> [Extracted data]

.....

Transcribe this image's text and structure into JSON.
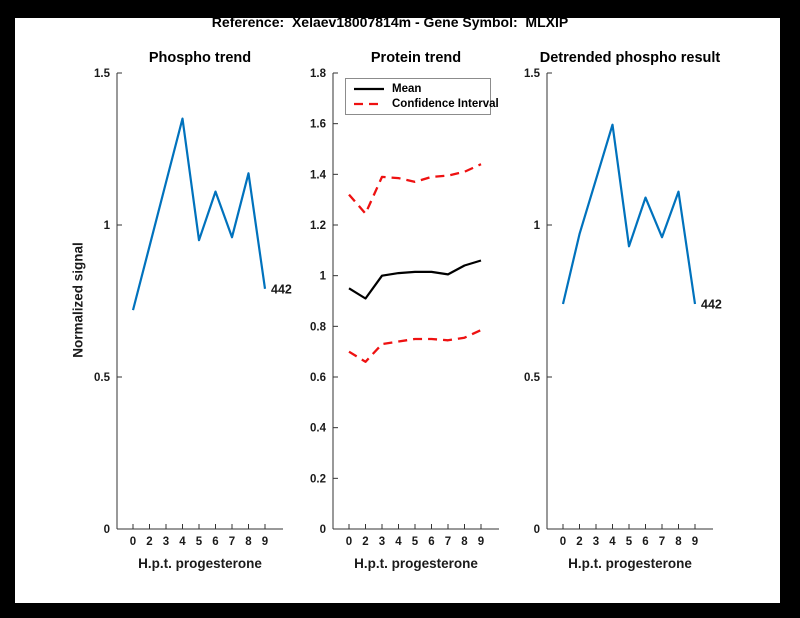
{
  "figure": {
    "title": "Reference:  Xelaev18007814m - Gene Symbol:  MLXIP",
    "background_color": "#ffffff",
    "frame_color": "#000000",
    "axis_color": "#333333",
    "text_color": "#1a1a1a"
  },
  "chart_data": [
    {
      "type": "line",
      "title": "Phospho trend",
      "xlabel": "H.p.t. progesterone",
      "ylabel": "Normalized signal",
      "categories": [
        "0",
        "2",
        "3",
        "4",
        "5",
        "6",
        "7",
        "8",
        "9"
      ],
      "ylim": [
        0,
        1.5
      ],
      "yticks": [
        0,
        0.5,
        1,
        1.5
      ],
      "ytick_labels": [
        "0",
        "0.5",
        "1",
        "1.5"
      ],
      "grid": false,
      "legend_position": "none",
      "series": [
        {
          "name": "phospho-signal",
          "color": "#0072BD",
          "style": "solid",
          "width": 2.2,
          "values": [
            0.72,
            0.93,
            1.14,
            1.35,
            0.95,
            1.11,
            0.96,
            1.17,
            0.79
          ],
          "end_label": "442"
        }
      ]
    },
    {
      "type": "line",
      "title": "Protein trend",
      "xlabel": "H.p.t. progesterone",
      "ylabel": "",
      "categories": [
        "0",
        "2",
        "3",
        "4",
        "5",
        "6",
        "7",
        "8",
        "9"
      ],
      "ylim": [
        0,
        1.8
      ],
      "yticks": [
        0,
        0.2,
        0.4,
        0.6,
        0.8,
        1,
        1.2,
        1.4,
        1.6,
        1.8
      ],
      "ytick_labels": [
        "0",
        "0.2",
        "0.4",
        "0.6",
        "0.8",
        "1",
        "1.2",
        "1.4",
        "1.6",
        "1.8"
      ],
      "grid": false,
      "legend_position": "northwest",
      "legend": {
        "entries": [
          {
            "label": "Mean",
            "color": "#000000",
            "style": "solid"
          },
          {
            "label": "Confidence Interval",
            "color": "#EE1111",
            "style": "dashed"
          }
        ]
      },
      "series": [
        {
          "name": "mean",
          "color": "#000000",
          "style": "solid",
          "width": 2.2,
          "values": [
            0.95,
            0.91,
            1.0,
            1.01,
            1.015,
            1.015,
            1.005,
            1.04,
            1.06
          ]
        },
        {
          "name": "confidence-interval-upper",
          "color": "#EE1111",
          "style": "dashed",
          "width": 2.3,
          "values": [
            1.32,
            1.245,
            1.39,
            1.385,
            1.37,
            1.39,
            1.395,
            1.41,
            1.44
          ]
        },
        {
          "name": "confidence-interval-lower",
          "color": "#EE1111",
          "style": "dashed",
          "width": 2.3,
          "values": [
            0.7,
            0.66,
            0.73,
            0.74,
            0.75,
            0.75,
            0.745,
            0.755,
            0.785
          ]
        }
      ]
    },
    {
      "type": "line",
      "title": "Detrended phospho result",
      "xlabel": "H.p.t. progesterone",
      "ylabel": "",
      "categories": [
        "0",
        "2",
        "3",
        "4",
        "5",
        "6",
        "7",
        "8",
        "9"
      ],
      "ylim": [
        0,
        1.5
      ],
      "yticks": [
        0,
        0.5,
        1,
        1.5
      ],
      "ytick_labels": [
        "0",
        "0.5",
        "1",
        "1.5"
      ],
      "grid": false,
      "legend_position": "none",
      "series": [
        {
          "name": "detrended-phospho-signal",
          "color": "#0072BD",
          "style": "solid",
          "width": 2.2,
          "values": [
            0.74,
            0.97,
            1.15,
            1.33,
            0.93,
            1.09,
            0.96,
            1.11,
            0.74
          ],
          "end_label": "442"
        }
      ]
    }
  ]
}
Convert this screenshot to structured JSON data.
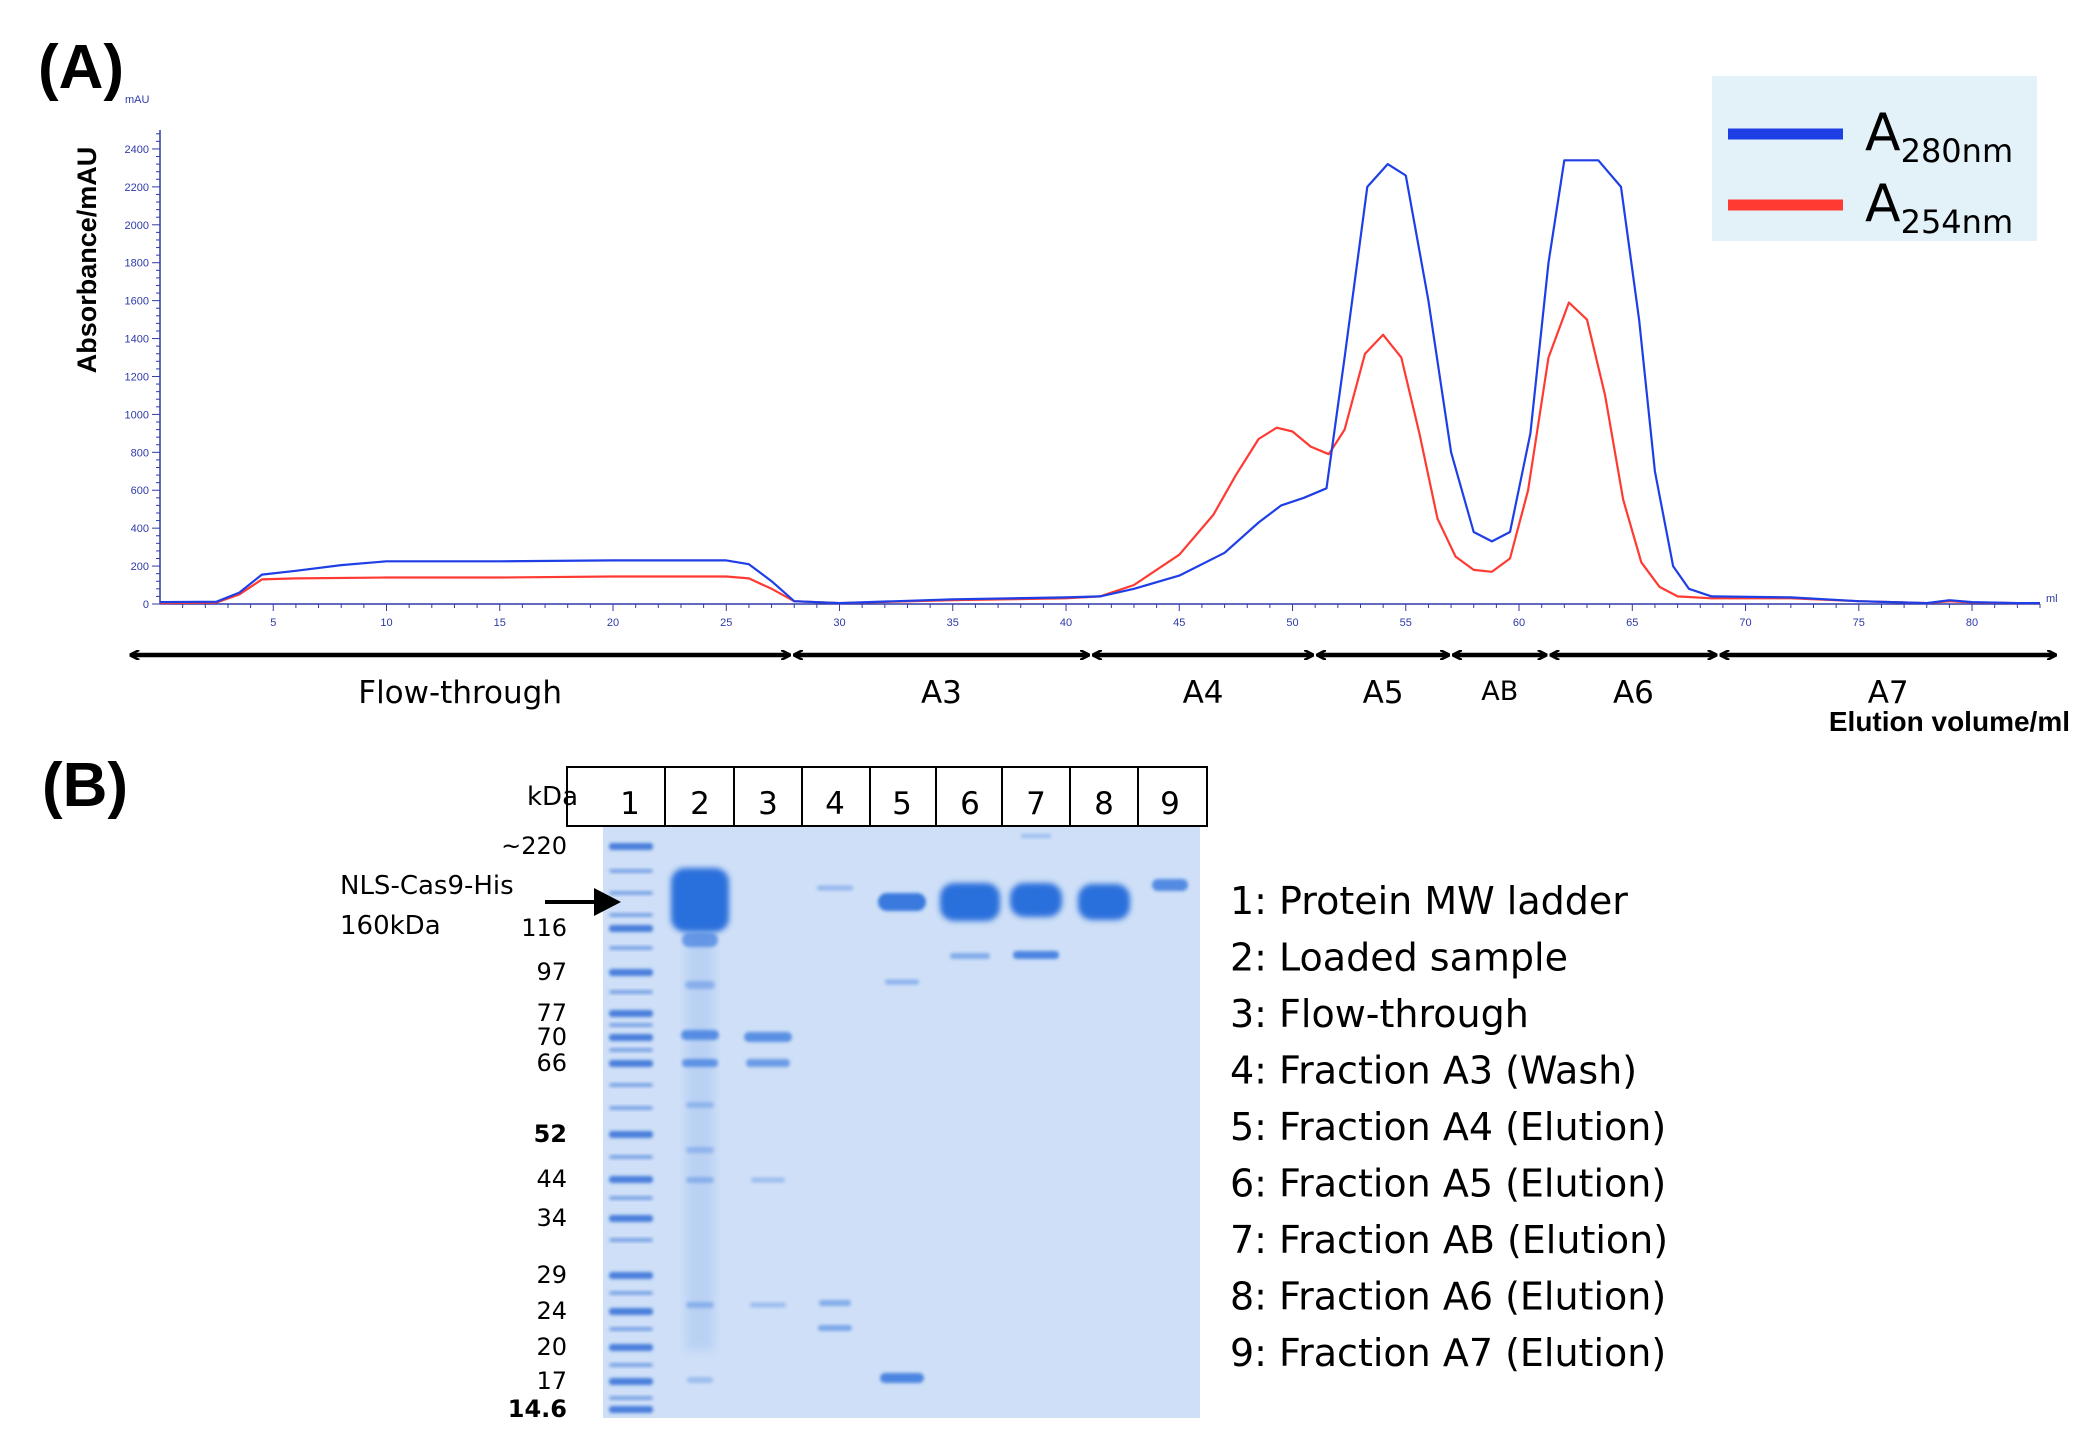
{
  "panel_a": {
    "label": "(A)",
    "chart_data": {
      "type": "line",
      "y_unit": "mAU",
      "x_unit": "ml",
      "ylabel": "Absorbance/mAU",
      "xlabel": "Elution volume/ml",
      "xlim": [
        0,
        83
      ],
      "ylim": [
        0,
        2500
      ],
      "x_ticks": [
        5,
        10,
        15,
        20,
        25,
        30,
        35,
        40,
        45,
        50,
        55,
        60,
        65,
        70,
        75,
        80
      ],
      "y_ticks": [
        0,
        200,
        400,
        600,
        800,
        1000,
        1200,
        1400,
        1600,
        1800,
        2000,
        2200,
        2400
      ],
      "legend_position": "top-right",
      "series": [
        {
          "name": "A280nm",
          "label_main": "A",
          "label_sub": "280nm",
          "color": "#1f3fe6",
          "points": [
            [
              0,
              10
            ],
            [
              2.5,
              12
            ],
            [
              3.5,
              60
            ],
            [
              4.5,
              155
            ],
            [
              6,
              175
            ],
            [
              8,
              205
            ],
            [
              10,
              225
            ],
            [
              15,
              225
            ],
            [
              20,
              230
            ],
            [
              25,
              230
            ],
            [
              26,
              210
            ],
            [
              27,
              120
            ],
            [
              28,
              15
            ],
            [
              30,
              5
            ],
            [
              35,
              25
            ],
            [
              40,
              35
            ],
            [
              41.5,
              40
            ],
            [
              43,
              80
            ],
            [
              45,
              150
            ],
            [
              47,
              270
            ],
            [
              48.5,
              430
            ],
            [
              49.5,
              520
            ],
            [
              50.5,
              560
            ],
            [
              51.5,
              610
            ],
            [
              52.3,
              1300
            ],
            [
              53.3,
              2200
            ],
            [
              54.2,
              2320
            ],
            [
              55,
              2260
            ],
            [
              56,
              1600
            ],
            [
              57,
              800
            ],
            [
              58,
              380
            ],
            [
              58.8,
              330
            ],
            [
              59.6,
              380
            ],
            [
              60.5,
              900
            ],
            [
              61.3,
              1800
            ],
            [
              62,
              2340
            ],
            [
              63.5,
              2340
            ],
            [
              64.5,
              2200
            ],
            [
              65.3,
              1500
            ],
            [
              66,
              700
            ],
            [
              66.8,
              200
            ],
            [
              67.5,
              80
            ],
            [
              68.5,
              40
            ],
            [
              72,
              35
            ],
            [
              75,
              15
            ],
            [
              78,
              5
            ],
            [
              79,
              20
            ],
            [
              80,
              10
            ],
            [
              82,
              5
            ],
            [
              83,
              5
            ]
          ]
        },
        {
          "name": "A254nm",
          "label_main": "A",
          "label_sub": "254nm",
          "color": "#ff3a33",
          "points": [
            [
              0,
              5
            ],
            [
              2.5,
              8
            ],
            [
              3.5,
              50
            ],
            [
              4.5,
              130
            ],
            [
              6,
              135
            ],
            [
              10,
              140
            ],
            [
              15,
              140
            ],
            [
              20,
              145
            ],
            [
              25,
              145
            ],
            [
              26,
              135
            ],
            [
              27,
              80
            ],
            [
              28,
              15
            ],
            [
              30,
              5
            ],
            [
              35,
              20
            ],
            [
              40,
              30
            ],
            [
              41.5,
              40
            ],
            [
              43,
              100
            ],
            [
              45,
              260
            ],
            [
              46.5,
              470
            ],
            [
              47.5,
              680
            ],
            [
              48.5,
              870
            ],
            [
              49.3,
              930
            ],
            [
              50,
              910
            ],
            [
              50.8,
              830
            ],
            [
              51.6,
              790
            ],
            [
              52.3,
              920
            ],
            [
              53.2,
              1320
            ],
            [
              54,
              1420
            ],
            [
              54.8,
              1300
            ],
            [
              55.6,
              900
            ],
            [
              56.4,
              450
            ],
            [
              57.2,
              250
            ],
            [
              58,
              180
            ],
            [
              58.8,
              170
            ],
            [
              59.6,
              240
            ],
            [
              60.4,
              600
            ],
            [
              61.3,
              1300
            ],
            [
              62.2,
              1590
            ],
            [
              63,
              1500
            ],
            [
              63.8,
              1100
            ],
            [
              64.6,
              550
            ],
            [
              65.4,
              220
            ],
            [
              66.2,
              90
            ],
            [
              67,
              40
            ],
            [
              68.5,
              30
            ],
            [
              72,
              30
            ],
            [
              75,
              15
            ],
            [
              78,
              5
            ],
            [
              79,
              15
            ],
            [
              80,
              8
            ],
            [
              82,
              5
            ],
            [
              83,
              5
            ]
          ]
        }
      ]
    },
    "fractions": [
      {
        "label": "Flow-through",
        "from": -1.4,
        "to": 27.9,
        "small": false
      },
      {
        "label": "A3",
        "from": 27.9,
        "to": 41.1,
        "small": false
      },
      {
        "label": "A4",
        "from": 41.1,
        "to": 51.0,
        "small": false
      },
      {
        "label": "A5",
        "from": 51.0,
        "to": 57.0,
        "small": false
      },
      {
        "label": "AB",
        "from": 57.0,
        "to": 61.3,
        "small": true
      },
      {
        "label": "A6",
        "from": 61.3,
        "to": 68.8,
        "small": false
      },
      {
        "label": "A7",
        "from": 68.8,
        "to": 85.0,
        "small": false
      }
    ]
  },
  "panel_b": {
    "label": "(B)",
    "kda_label": "kDa",
    "lanes": [
      "1",
      "2",
      "3",
      "4",
      "5",
      "6",
      "7",
      "8",
      "9"
    ],
    "markers": [
      {
        "label": "~220",
        "bold": false
      },
      {
        "label": "116",
        "bold": false
      },
      {
        "label": "97",
        "bold": false
      },
      {
        "label": "77",
        "bold": false
      },
      {
        "label": "70",
        "bold": false
      },
      {
        "label": "66",
        "bold": false
      },
      {
        "label": "52",
        "bold": true
      },
      {
        "label": "44",
        "bold": false
      },
      {
        "label": "34",
        "bold": false
      },
      {
        "label": "29",
        "bold": false
      },
      {
        "label": "24",
        "bold": false
      },
      {
        "label": "20",
        "bold": false
      },
      {
        "label": "17",
        "bold": false
      },
      {
        "label": "14.6",
        "bold": true
      }
    ],
    "annotation_line1": "NLS-Cas9-His",
    "annotation_line2": "160kDa",
    "key": [
      "1: Protein MW ladder",
      "2: Loaded sample",
      "3: Flow-through",
      "4: Fraction A3 (Wash)",
      "5: Fraction A4 (Elution)",
      "6: Fraction A5 (Elution)",
      "7: Fraction AB (Elution)",
      "8: Fraction A6 (Elution)",
      "9: Fraction A7 (Elution)"
    ]
  },
  "colors": {
    "legend_bg": "#e3f1f8",
    "axis_blue": "#2e3aa8",
    "gel_bg": "#c9dcf6",
    "band": "#2b6fdc"
  }
}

.....

> [Task directions]
Using the data above, state the number of lines that contain the word "name"; add nothing else.

> [Solution for this task]
7